╭──

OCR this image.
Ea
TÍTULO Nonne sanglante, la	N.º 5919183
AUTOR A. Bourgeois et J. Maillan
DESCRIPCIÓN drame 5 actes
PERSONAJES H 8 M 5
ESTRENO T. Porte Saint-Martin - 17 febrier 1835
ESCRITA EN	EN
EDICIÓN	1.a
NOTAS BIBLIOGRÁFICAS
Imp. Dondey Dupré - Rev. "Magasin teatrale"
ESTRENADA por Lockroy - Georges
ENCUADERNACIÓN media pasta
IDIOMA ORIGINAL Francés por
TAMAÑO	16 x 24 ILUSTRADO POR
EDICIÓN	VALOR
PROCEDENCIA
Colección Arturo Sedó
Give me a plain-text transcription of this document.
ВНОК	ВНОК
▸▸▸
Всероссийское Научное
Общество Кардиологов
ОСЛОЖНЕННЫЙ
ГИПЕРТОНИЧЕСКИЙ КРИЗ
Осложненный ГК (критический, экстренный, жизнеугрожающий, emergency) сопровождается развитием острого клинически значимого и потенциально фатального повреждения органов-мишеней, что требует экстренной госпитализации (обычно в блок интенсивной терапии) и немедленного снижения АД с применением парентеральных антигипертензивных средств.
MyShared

╰──

» Task to complete:
Set all of the records down again, exactly as they stand.

» Full output:
OCR this image.
Ea
TÍTULO Nonne sanglante, la	N.º 5919183
AUTOR A. Bourgeois et J. Maillan
DESCRIPCIÓN drame 5 actes
PERSONAJES H 8 M 5
ESTRENO T. Porte Saint-Martin - 17 febrier 1835
ESCRITA EN	EN
EDICIÓN	1.a
NOTAS BIBLIOGRÁFICAS
Imp. Dondey Dupré - Rev. "Magasin teatrale"
ESTRENADA por Lockroy - Georges
ENCUADERNACIÓN media pasta
IDIOMA ORIGINAL Francés por
TAMAÑO	16 x 24 ILUSTRADO POR
EDICIÓN	VALOR
PROCEDENCIA
Colección Arturo Sedó
Give me a plain-text transcription of this document.
ВНОК	ВНОК
▸▸▸
Всероссийское Научное
Общество Кардиологов
ОСЛОЖНЕННЫЙ
ГИПЕРТОНИЧЕСКИЙ КРИЗ
Осложненный ГК (критический, экстренный, жизнеугрожающий, emergency) сопровождается развитием острого клинически значимого и потенциально фатального повреждения органов-мишеней, что требует экстренной госпитализации (обычно в блок интенсивной терапии) и немедленного снижения АД с применением парентеральных антигипертензивных средств.
MyShared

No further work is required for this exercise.